> _Challenge_: Each line of the listing must be transcribed exactly, except for the images, which should be excluded.

> _Data supplied_:
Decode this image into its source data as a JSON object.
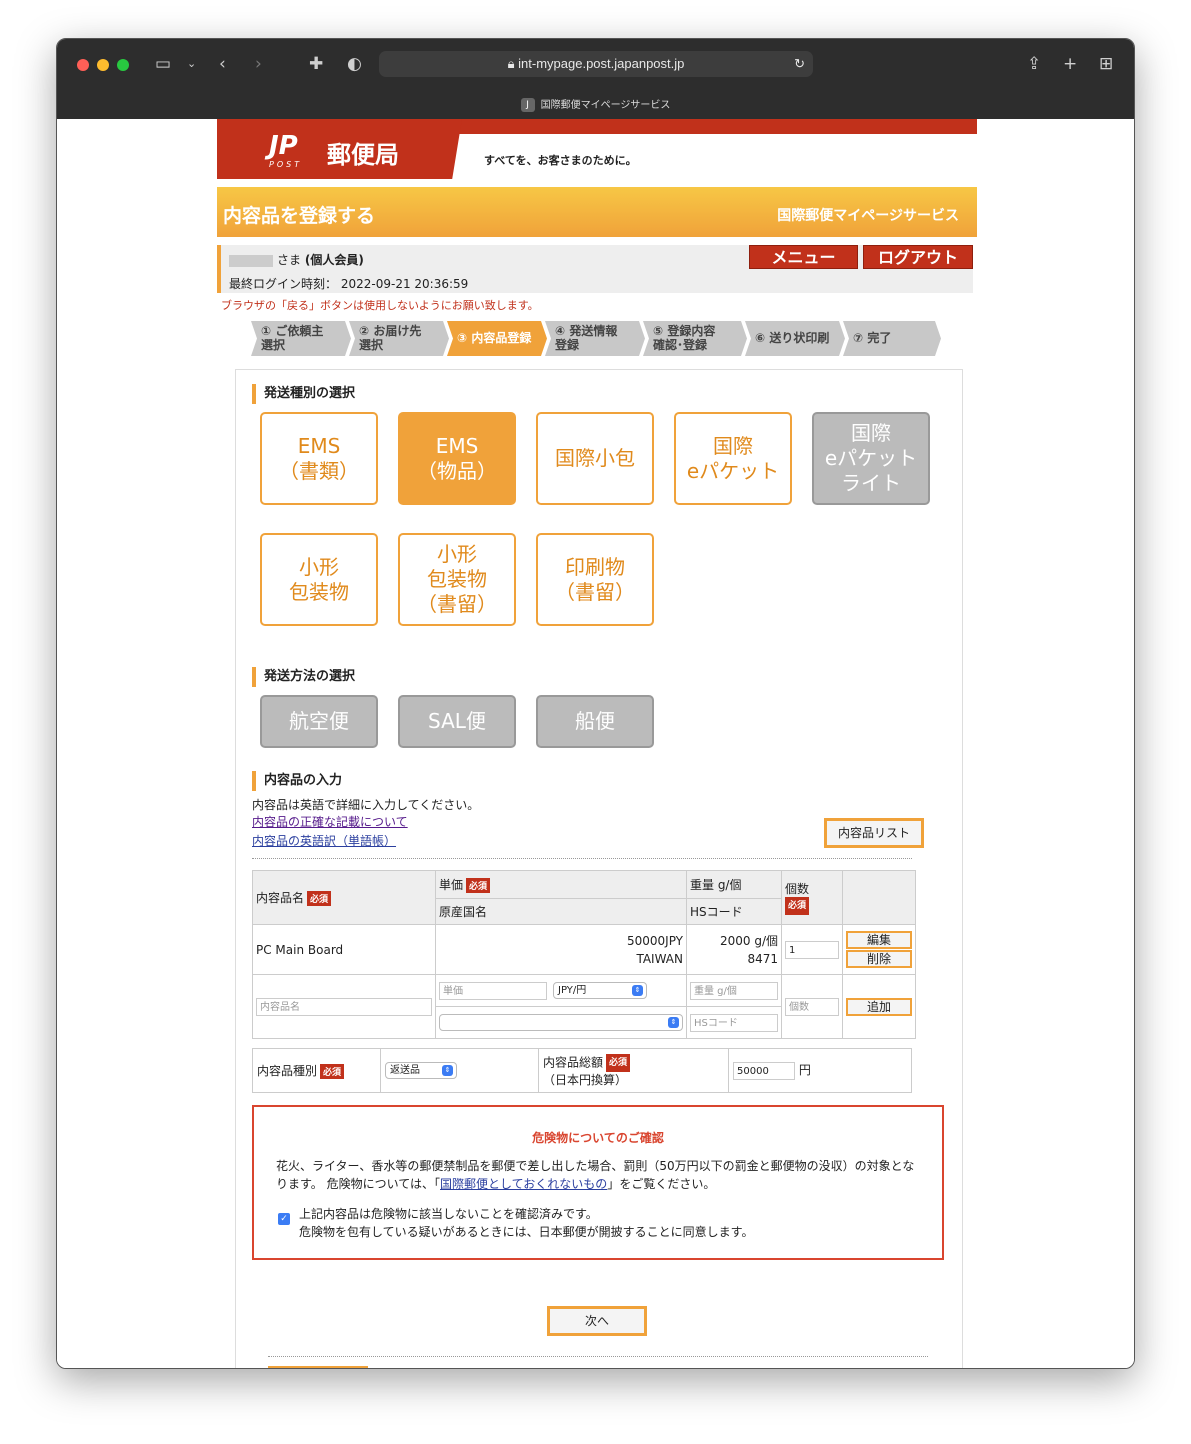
{
  "browser": {
    "url": "int-mypage.post.japanpost.jp",
    "tab_title": "国際郵便マイページサービス",
    "tab_icon_letter": "J"
  },
  "header": {
    "logo_jp": "JP",
    "logo_post": "POST",
    "logo_name": "郵便局",
    "tagline": "すべてを、お客さまのために。"
  },
  "titlebar": {
    "page_title": "内容品を登録する",
    "service_name": "国際郵便マイページサービス"
  },
  "user": {
    "name_suffix": "さま",
    "member_type": "(個人会員)",
    "last_login_label": "最終ログイン時刻：",
    "last_login_value": "2022-09-21 20:36:59",
    "menu_label": "メニュー",
    "logout_label": "ログアウト"
  },
  "warning": "ブラウザの「戻る」ボタンは使用しないようにお願い致します。",
  "steps": [
    {
      "l1": "① ご依頼主",
      "l2": "選択"
    },
    {
      "l1": "② お届け先",
      "l2": "選択"
    },
    {
      "l1": "③ 内容品登録",
      "l2": ""
    },
    {
      "l1": "④ 発送情報",
      "l2": "登録"
    },
    {
      "l1": "⑤ 登録内容",
      "l2": "確認･登録"
    },
    {
      "l1": "⑥ 送り状印刷",
      "l2": ""
    },
    {
      "l1": "⑦ 完了",
      "l2": ""
    }
  ],
  "shipping_type": {
    "heading": "発送種別の選択",
    "options": [
      {
        "l1": "EMS",
        "l2": "（書類）",
        "l3": ""
      },
      {
        "l1": "EMS",
        "l2": "（物品）",
        "l3": ""
      },
      {
        "l1": "国際小包",
        "l2": "",
        "l3": ""
      },
      {
        "l1": "国際",
        "l2": "eパケット",
        "l3": ""
      },
      {
        "l1": "国際",
        "l2": "eパケット",
        "l3": "ライト"
      },
      {
        "l1": "小形",
        "l2": "包装物",
        "l3": ""
      },
      {
        "l1": "小形",
        "l2": "包装物",
        "l3": "（書留）"
      },
      {
        "l1": "印刷物",
        "l2": "（書留）",
        "l3": ""
      }
    ]
  },
  "shipping_method": {
    "heading": "発送方法の選択",
    "options": [
      "航空便",
      "SAL便",
      "船便"
    ]
  },
  "contents": {
    "heading": "内容品の入力",
    "instruction": "内容品は英語で詳細に入力してください。",
    "link1": "内容品の正確な記載について",
    "link2": "内容品の英語訳（単語帳）",
    "list_button": "内容品リスト",
    "table": {
      "h_name": "内容品名",
      "h_price": "単価",
      "h_weight": "重量 g/個",
      "h_qty": "個数",
      "h_country": "原産国名",
      "h_hs": "HSコード",
      "required": "必須",
      "row": {
        "name": "PC Main Board",
        "price": "50000JPY",
        "country": "TAIWAN",
        "weight": "2000 g/個",
        "hs": "8471",
        "qty": "1",
        "edit": "編集",
        "delete": "削除"
      },
      "new_row": {
        "name_ph": "内容品名",
        "price_ph": "単価",
        "currency": "JPY/円",
        "weight_ph": "重量 g/個",
        "hs_ph": "HSコード",
        "qty_ph": "個数",
        "add": "追加"
      }
    },
    "type_label": "内容品種別",
    "type_value": "返送品",
    "total_label": "内容品総額",
    "total_sub": "（日本円換算）",
    "total_value": "50000",
    "yen": "円"
  },
  "danger": {
    "title": "危険物についてのご確認",
    "text1": "花火、ライター、香水等の郵便禁制品を郵便で差し出した場合、罰則（50万円以下の罰金と郵便物の没収）の対象とな",
    "text2a": "ります。 危険物については、「",
    "text2link": "国際郵便としておくれないもの",
    "text2b": "」をご覧ください。",
    "check1": "上記内容品は危険物に該当しないことを確認済みです。",
    "check2": "危険物を包有している疑いがあるときには、日本郵便が開披することに同意します。"
  },
  "next_button": "次へ",
  "colors": {
    "accent": "#f0a23a",
    "brand_red": "#c1311b"
  }
}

> _Reply to the task_:
Decode this image into its source data as a JSON object.
{
  "browser": {
    "url": "int-mypage.post.japanpost.jp",
    "tab_title": "国際郵便マイページサービス",
    "tab_icon_letter": "J"
  },
  "header": {
    "logo_jp": "JP",
    "logo_post": "POST",
    "logo_name": "郵便局",
    "tagline": "すべてを、お客さまのために。"
  },
  "titlebar": {
    "page_title": "内容品を登録する",
    "service_name": "国際郵便マイページサービス"
  },
  "user": {
    "name_suffix": "さま",
    "member_type": "(個人会員)",
    "last_login_label": "最終ログイン時刻：",
    "last_login_value": "2022-09-21 20:36:59",
    "menu_label": "メニュー",
    "logout_label": "ログアウト"
  },
  "warning": "ブラウザの「戻る」ボタンは使用しないようにお願い致します。",
  "steps": [
    {
      "l1": "① ご依頼主",
      "l2": "選択"
    },
    {
      "l1": "② お届け先",
      "l2": "選択"
    },
    {
      "l1": "③ 内容品登録",
      "l2": ""
    },
    {
      "l1": "④ 発送情報",
      "l2": "登録"
    },
    {
      "l1": "⑤ 登録内容",
      "l2": "確認･登録"
    },
    {
      "l1": "⑥ 送り状印刷",
      "l2": ""
    },
    {
      "l1": "⑦ 完了",
      "l2": ""
    }
  ],
  "shipping_type": {
    "heading": "発送種別の選択",
    "options": [
      {
        "l1": "EMS",
        "l2": "（書類）",
        "l3": ""
      },
      {
        "l1": "EMS",
        "l2": "（物品）",
        "l3": ""
      },
      {
        "l1": "国際小包",
        "l2": "",
        "l3": ""
      },
      {
        "l1": "国際",
        "l2": "eパケット",
        "l3": ""
      },
      {
        "l1": "国際",
        "l2": "eパケット",
        "l3": "ライト"
      },
      {
        "l1": "小形",
        "l2": "包装物",
        "l3": ""
      },
      {
        "l1": "小形",
        "l2": "包装物",
        "l3": "（書留）"
      },
      {
        "l1": "印刷物",
        "l2": "（書留）",
        "l3": ""
      }
    ]
  },
  "shipping_method": {
    "heading": "発送方法の選択",
    "options": [
      "航空便",
      "SAL便",
      "船便"
    ]
  },
  "contents": {
    "heading": "内容品の入力",
    "instruction": "内容品は英語で詳細に入力してください。",
    "link1": "内容品の正確な記載について",
    "link2": "内容品の英語訳（単語帳）",
    "list_button": "内容品リスト",
    "table": {
      "h_name": "内容品名",
      "h_price": "単価",
      "h_weight": "重量 g/個",
      "h_qty": "個数",
      "h_country": "原産国名",
      "h_hs": "HSコード",
      "required": "必須",
      "row": {
        "name": "PC Main Board",
        "price": "50000JPY",
        "country": "TAIWAN",
        "weight": "2000 g/個",
        "hs": "8471",
        "qty": "1",
        "edit": "編集",
        "delete": "削除"
      },
      "new_row": {
        "name_ph": "内容品名",
        "price_ph": "単価",
        "currency": "JPY/円",
        "weight_ph": "重量 g/個",
        "hs_ph": "HSコード",
        "qty_ph": "個数",
        "add": "追加"
      }
    },
    "type_label": "内容品種別",
    "type_value": "返送品",
    "total_label": "内容品総額",
    "total_sub": "（日本円換算）",
    "total_value": "50000",
    "yen": "円"
  },
  "danger": {
    "title": "危険物についてのご確認",
    "text1": "花火、ライター、香水等の郵便禁制品を郵便で差し出した場合、罰則（50万円以下の罰金と郵便物の没収）の対象とな",
    "text2a": "ります。 危険物については、「",
    "text2link": "国際郵便としておくれないもの",
    "text2b": "」をご覧ください。",
    "check1": "上記内容品は危険物に該当しないことを確認済みです。",
    "check2": "危険物を包有している疑いがあるときには、日本郵便が開披することに同意します。"
  },
  "next_button": "次へ",
  "colors": {
    "accent": "#f0a23a",
    "brand_red": "#c1311b"
  }
}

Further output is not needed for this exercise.